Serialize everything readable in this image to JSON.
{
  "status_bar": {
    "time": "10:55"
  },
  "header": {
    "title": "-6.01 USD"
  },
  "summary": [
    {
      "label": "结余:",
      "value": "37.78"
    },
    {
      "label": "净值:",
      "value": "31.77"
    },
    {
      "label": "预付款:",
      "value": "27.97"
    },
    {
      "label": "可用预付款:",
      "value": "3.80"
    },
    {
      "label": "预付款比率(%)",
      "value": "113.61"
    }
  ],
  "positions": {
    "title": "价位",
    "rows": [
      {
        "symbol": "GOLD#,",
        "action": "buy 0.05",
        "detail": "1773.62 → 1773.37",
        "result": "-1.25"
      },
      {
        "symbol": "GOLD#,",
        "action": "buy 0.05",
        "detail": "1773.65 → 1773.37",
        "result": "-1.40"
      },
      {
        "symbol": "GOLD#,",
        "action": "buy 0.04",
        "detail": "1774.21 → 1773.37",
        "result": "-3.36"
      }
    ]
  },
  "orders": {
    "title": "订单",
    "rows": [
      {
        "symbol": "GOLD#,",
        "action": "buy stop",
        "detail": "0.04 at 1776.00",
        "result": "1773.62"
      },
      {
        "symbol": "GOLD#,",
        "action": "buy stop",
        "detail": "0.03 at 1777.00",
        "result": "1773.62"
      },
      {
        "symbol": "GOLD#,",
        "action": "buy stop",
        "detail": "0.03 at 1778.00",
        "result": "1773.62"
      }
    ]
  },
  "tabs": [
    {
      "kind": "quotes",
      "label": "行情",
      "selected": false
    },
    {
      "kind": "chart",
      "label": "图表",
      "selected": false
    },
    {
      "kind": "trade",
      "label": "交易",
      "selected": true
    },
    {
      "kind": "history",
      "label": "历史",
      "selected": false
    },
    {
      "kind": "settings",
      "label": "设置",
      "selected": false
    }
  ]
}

******************************

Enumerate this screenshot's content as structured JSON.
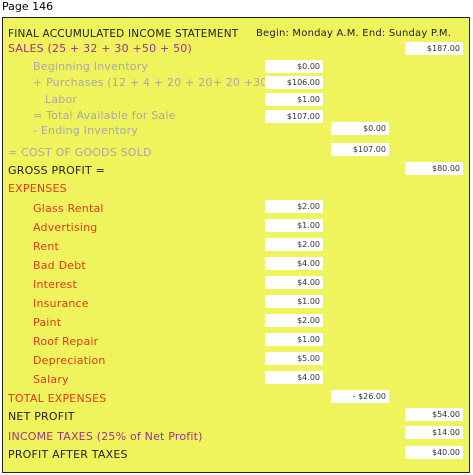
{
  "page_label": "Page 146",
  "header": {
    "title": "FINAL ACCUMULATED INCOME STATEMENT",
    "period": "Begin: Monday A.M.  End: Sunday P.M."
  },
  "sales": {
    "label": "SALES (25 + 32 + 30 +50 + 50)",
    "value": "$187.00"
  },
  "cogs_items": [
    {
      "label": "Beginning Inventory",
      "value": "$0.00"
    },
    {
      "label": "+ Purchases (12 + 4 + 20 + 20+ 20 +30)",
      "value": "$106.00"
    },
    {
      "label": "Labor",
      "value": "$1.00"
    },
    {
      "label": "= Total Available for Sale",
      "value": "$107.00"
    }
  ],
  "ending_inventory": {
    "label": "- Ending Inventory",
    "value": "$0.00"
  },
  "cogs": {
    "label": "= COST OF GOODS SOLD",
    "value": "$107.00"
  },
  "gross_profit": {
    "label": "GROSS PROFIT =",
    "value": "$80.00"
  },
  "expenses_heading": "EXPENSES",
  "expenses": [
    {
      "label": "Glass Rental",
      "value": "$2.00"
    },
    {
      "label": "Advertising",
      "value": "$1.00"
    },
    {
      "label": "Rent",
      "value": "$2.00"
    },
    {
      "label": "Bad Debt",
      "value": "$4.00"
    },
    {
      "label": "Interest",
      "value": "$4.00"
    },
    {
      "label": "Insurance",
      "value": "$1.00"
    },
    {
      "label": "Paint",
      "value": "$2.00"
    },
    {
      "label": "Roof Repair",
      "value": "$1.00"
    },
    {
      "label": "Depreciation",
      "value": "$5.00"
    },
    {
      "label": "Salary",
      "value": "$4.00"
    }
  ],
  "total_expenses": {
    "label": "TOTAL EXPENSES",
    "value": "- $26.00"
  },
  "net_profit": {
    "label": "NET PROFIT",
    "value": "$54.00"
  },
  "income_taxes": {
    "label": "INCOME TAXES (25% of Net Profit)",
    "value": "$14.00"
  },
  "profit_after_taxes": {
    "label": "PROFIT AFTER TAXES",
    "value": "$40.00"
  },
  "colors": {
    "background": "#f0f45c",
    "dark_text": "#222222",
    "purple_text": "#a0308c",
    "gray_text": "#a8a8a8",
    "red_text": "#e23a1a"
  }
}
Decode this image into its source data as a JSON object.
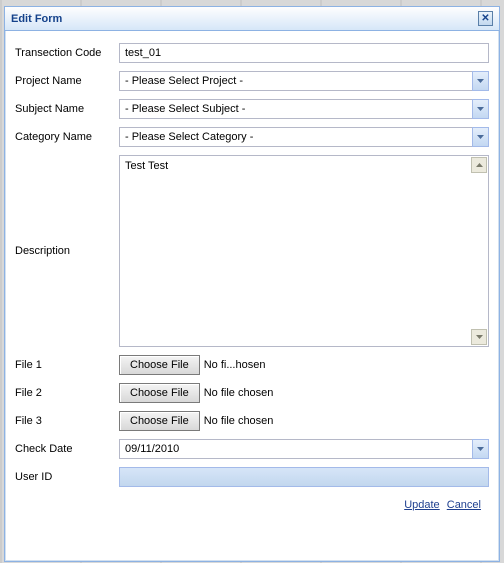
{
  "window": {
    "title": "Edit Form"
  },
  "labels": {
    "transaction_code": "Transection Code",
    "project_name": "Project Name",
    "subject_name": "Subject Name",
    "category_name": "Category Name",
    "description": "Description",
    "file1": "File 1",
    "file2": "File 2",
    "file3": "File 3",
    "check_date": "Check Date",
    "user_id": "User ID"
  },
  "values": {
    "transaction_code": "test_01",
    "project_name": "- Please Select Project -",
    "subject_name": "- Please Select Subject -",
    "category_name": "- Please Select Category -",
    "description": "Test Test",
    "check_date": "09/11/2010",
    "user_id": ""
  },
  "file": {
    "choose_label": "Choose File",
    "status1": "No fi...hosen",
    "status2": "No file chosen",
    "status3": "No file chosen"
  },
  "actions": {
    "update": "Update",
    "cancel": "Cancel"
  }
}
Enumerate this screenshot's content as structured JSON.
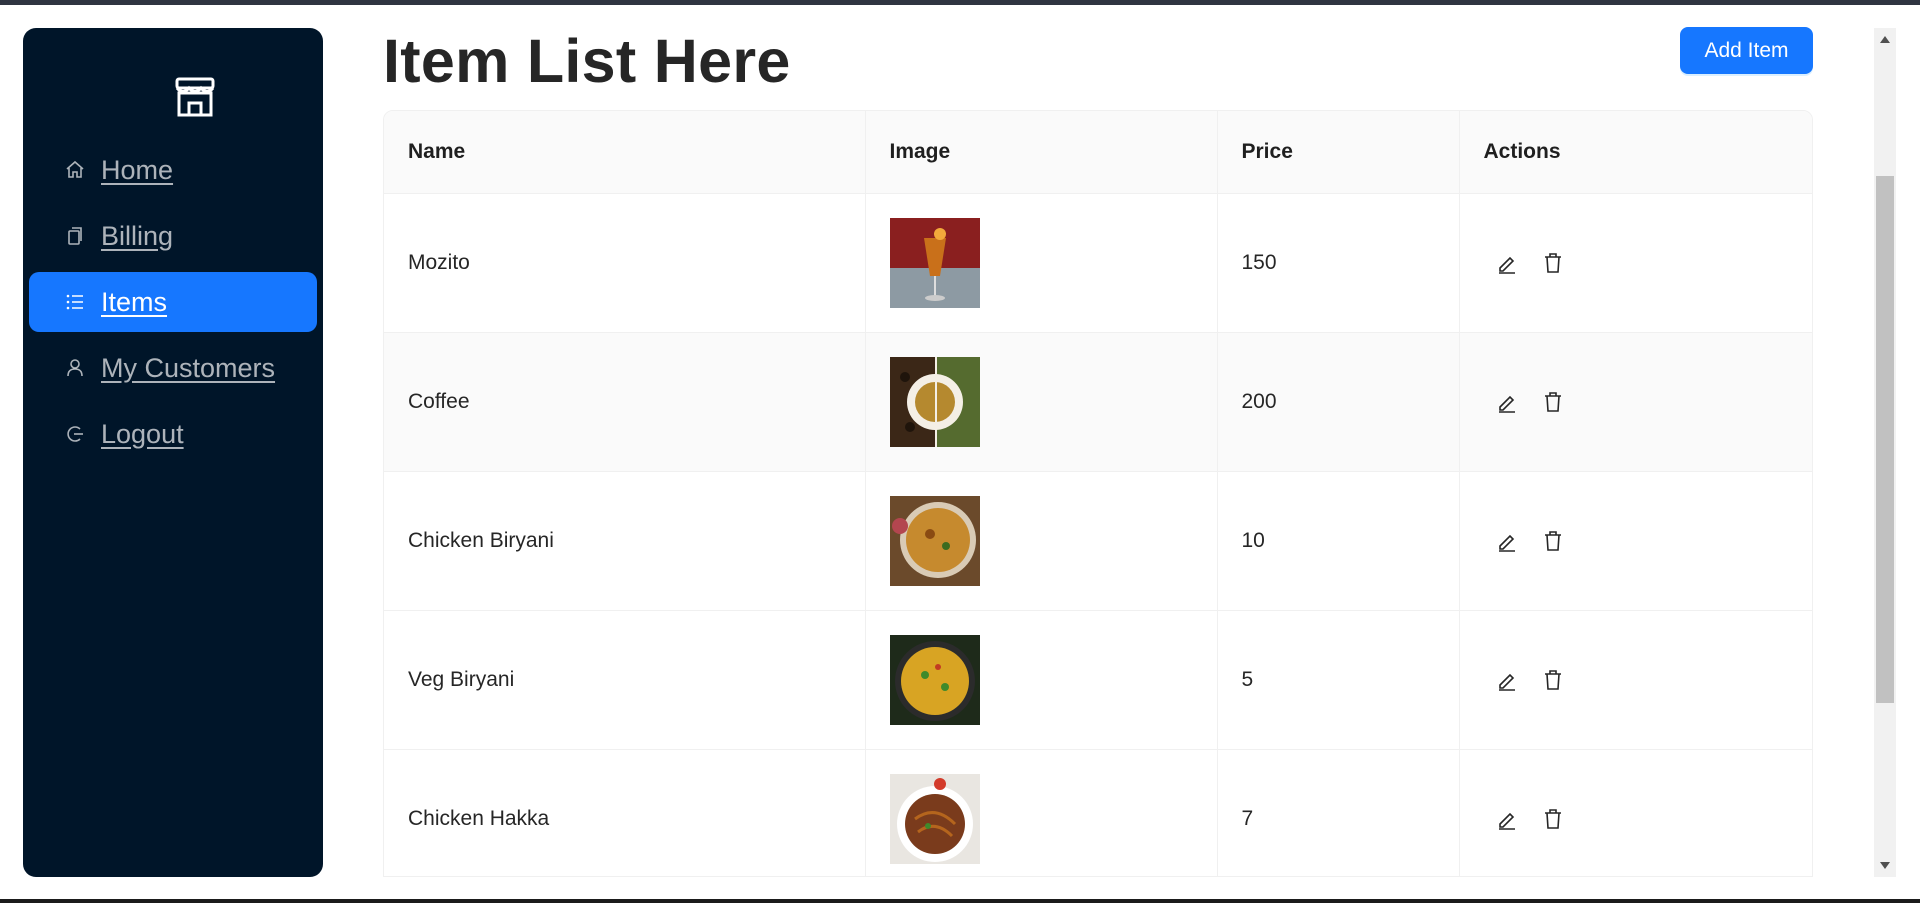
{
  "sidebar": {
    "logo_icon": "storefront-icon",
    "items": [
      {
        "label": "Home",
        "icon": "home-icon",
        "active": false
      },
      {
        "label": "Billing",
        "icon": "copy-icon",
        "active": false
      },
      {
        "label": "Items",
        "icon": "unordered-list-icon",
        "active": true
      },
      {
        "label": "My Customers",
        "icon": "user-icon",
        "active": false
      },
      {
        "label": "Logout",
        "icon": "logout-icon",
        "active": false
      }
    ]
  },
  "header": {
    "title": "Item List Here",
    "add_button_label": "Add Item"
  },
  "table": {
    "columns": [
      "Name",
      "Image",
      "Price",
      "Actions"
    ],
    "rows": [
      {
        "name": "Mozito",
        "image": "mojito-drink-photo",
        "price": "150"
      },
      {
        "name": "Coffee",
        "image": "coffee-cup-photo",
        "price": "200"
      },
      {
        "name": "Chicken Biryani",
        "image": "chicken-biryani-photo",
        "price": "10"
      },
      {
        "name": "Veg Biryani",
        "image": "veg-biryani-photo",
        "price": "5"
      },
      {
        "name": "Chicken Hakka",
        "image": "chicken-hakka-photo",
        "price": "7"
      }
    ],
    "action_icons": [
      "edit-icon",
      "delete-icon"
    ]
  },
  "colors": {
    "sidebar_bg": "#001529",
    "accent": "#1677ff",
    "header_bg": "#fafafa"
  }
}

******************************

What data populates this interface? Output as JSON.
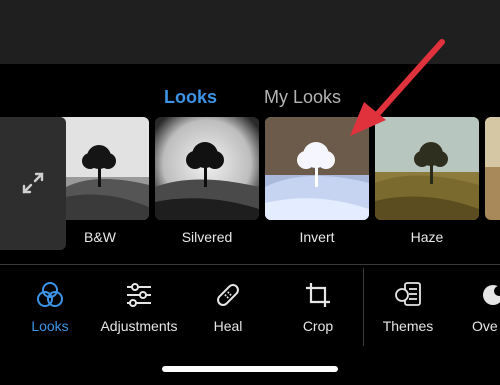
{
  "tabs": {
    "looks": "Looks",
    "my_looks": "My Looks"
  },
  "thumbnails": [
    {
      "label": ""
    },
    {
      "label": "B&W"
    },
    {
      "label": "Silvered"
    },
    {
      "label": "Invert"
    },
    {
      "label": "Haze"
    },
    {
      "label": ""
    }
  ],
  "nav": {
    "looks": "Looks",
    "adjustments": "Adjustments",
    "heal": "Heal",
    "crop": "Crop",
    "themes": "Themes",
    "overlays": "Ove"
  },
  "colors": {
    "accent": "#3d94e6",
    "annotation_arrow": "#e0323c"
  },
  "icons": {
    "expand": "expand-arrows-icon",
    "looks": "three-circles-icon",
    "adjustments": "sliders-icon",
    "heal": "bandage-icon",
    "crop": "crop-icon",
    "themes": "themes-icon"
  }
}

******************************

Directions for this task => Copy every line of the records above that contains "Category".

Answer for this exercise =>
    "category_name": "Category Name",
    "category_name": "- Please Select Category -",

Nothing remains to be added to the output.